Quote each entry below verbatim, keeping every line as it stands.

Annotated element listings -
====================
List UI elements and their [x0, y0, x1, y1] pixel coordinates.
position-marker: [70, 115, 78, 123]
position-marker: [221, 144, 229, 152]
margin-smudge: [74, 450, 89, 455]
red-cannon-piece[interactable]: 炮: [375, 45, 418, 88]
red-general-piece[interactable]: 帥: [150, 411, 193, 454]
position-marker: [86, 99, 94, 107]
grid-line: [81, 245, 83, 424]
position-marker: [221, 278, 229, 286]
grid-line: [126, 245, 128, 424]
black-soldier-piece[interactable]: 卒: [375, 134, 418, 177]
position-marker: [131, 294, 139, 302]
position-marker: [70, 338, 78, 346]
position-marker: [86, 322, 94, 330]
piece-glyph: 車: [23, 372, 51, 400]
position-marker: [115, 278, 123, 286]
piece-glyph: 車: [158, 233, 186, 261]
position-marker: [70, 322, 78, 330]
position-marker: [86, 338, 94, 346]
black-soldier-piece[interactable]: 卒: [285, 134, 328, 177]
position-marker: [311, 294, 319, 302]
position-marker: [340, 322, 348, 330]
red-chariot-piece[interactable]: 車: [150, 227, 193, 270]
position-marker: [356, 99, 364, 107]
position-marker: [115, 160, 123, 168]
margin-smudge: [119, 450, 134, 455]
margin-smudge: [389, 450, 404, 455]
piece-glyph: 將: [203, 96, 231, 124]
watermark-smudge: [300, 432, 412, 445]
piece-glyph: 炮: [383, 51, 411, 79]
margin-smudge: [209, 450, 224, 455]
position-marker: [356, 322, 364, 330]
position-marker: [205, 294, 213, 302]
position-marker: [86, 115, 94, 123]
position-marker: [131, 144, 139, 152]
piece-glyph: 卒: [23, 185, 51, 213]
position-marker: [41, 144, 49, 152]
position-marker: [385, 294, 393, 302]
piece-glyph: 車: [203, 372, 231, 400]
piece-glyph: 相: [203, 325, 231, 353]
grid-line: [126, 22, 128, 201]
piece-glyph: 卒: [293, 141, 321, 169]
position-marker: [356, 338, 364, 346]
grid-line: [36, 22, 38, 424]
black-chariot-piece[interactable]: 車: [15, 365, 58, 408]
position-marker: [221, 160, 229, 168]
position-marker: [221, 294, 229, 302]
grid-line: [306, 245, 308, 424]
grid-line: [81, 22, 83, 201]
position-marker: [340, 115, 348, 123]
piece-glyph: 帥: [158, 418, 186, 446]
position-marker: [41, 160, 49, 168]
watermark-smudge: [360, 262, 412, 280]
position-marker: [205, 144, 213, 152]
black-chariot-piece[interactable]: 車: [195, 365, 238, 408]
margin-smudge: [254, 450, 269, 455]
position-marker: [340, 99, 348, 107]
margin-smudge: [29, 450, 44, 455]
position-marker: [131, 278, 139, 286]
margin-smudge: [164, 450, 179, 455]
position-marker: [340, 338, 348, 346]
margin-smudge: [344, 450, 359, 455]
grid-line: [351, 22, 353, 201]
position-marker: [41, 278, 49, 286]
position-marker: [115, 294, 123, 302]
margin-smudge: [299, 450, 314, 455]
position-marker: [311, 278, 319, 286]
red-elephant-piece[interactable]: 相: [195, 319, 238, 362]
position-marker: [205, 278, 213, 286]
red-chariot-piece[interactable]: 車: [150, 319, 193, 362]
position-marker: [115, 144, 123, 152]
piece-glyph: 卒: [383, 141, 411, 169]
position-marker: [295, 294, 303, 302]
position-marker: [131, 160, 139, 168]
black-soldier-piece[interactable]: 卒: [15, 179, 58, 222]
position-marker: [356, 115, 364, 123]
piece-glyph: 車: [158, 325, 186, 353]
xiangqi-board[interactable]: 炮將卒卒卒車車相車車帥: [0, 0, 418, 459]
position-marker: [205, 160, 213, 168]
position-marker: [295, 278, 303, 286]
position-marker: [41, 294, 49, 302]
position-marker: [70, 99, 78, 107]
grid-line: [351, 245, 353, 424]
====================
The output -
List UI elements and their [x0, y0, x1, y1] pixel coordinates.
position-marker: [70, 115, 78, 123]
position-marker: [221, 144, 229, 152]
margin-smudge: [74, 450, 89, 455]
red-cannon-piece[interactable]: 炮: [375, 45, 418, 88]
red-general-piece[interactable]: 帥: [150, 411, 193, 454]
position-marker: [86, 99, 94, 107]
grid-line: [81, 245, 83, 424]
position-marker: [221, 278, 229, 286]
grid-line: [126, 245, 128, 424]
black-soldier-piece[interactable]: 卒: [375, 134, 418, 177]
position-marker: [131, 294, 139, 302]
position-marker: [70, 338, 78, 346]
position-marker: [86, 322, 94, 330]
piece-glyph: 車: [23, 372, 51, 400]
position-marker: [115, 278, 123, 286]
piece-glyph: 車: [158, 233, 186, 261]
position-marker: [70, 322, 78, 330]
position-marker: [86, 338, 94, 346]
black-soldier-piece[interactable]: 卒: [285, 134, 328, 177]
position-marker: [311, 294, 319, 302]
position-marker: [340, 322, 348, 330]
red-chariot-piece[interactable]: 車: [150, 227, 193, 270]
position-marker: [356, 99, 364, 107]
position-marker: [115, 160, 123, 168]
margin-smudge: [119, 450, 134, 455]
margin-smudge: [389, 450, 404, 455]
piece-glyph: 將: [203, 96, 231, 124]
watermark-smudge: [300, 432, 412, 445]
piece-glyph: 炮: [383, 51, 411, 79]
margin-smudge: [209, 450, 224, 455]
position-marker: [356, 322, 364, 330]
position-marker: [205, 294, 213, 302]
position-marker: [86, 115, 94, 123]
position-marker: [131, 144, 139, 152]
piece-glyph: 卒: [23, 185, 51, 213]
position-marker: [41, 144, 49, 152]
position-marker: [385, 294, 393, 302]
piece-glyph: 車: [203, 372, 231, 400]
piece-glyph: 相: [203, 325, 231, 353]
grid-line: [126, 22, 128, 201]
piece-glyph: 卒: [293, 141, 321, 169]
position-marker: [356, 338, 364, 346]
grid-line: [36, 22, 38, 424]
black-chariot-piece[interactable]: 車: [15, 365, 58, 408]
position-marker: [221, 160, 229, 168]
position-marker: [221, 294, 229, 302]
grid-line: [306, 245, 308, 424]
grid-line: [81, 22, 83, 201]
position-marker: [340, 115, 348, 123]
piece-glyph: 帥: [158, 418, 186, 446]
position-marker: [41, 160, 49, 168]
watermark-smudge: [360, 262, 412, 280]
position-marker: [205, 144, 213, 152]
black-chariot-piece[interactable]: 車: [195, 365, 238, 408]
margin-smudge: [254, 450, 269, 455]
position-marker: [340, 99, 348, 107]
margin-smudge: [29, 450, 44, 455]
position-marker: [131, 278, 139, 286]
margin-smudge: [164, 450, 179, 455]
position-marker: [340, 338, 348, 346]
margin-smudge: [344, 450, 359, 455]
grid-line: [351, 22, 353, 201]
position-marker: [41, 278, 49, 286]
position-marker: [115, 294, 123, 302]
margin-smudge: [299, 450, 314, 455]
position-marker: [311, 278, 319, 286]
red-elephant-piece[interactable]: 相: [195, 319, 238, 362]
position-marker: [205, 278, 213, 286]
red-chariot-piece[interactable]: 車: [150, 319, 193, 362]
position-marker: [115, 144, 123, 152]
piece-glyph: 卒: [383, 141, 411, 169]
position-marker: [295, 294, 303, 302]
position-marker: [131, 160, 139, 168]
black-soldier-piece[interactable]: 卒: [15, 179, 58, 222]
position-marker: [356, 115, 364, 123]
piece-glyph: 車: [158, 325, 186, 353]
xiangqi-board[interactable]: 炮將卒卒卒車車相車車帥: [0, 0, 418, 459]
position-marker: [205, 160, 213, 168]
position-marker: [295, 278, 303, 286]
position-marker: [41, 294, 49, 302]
position-marker: [70, 99, 78, 107]
grid-line: [351, 245, 353, 424]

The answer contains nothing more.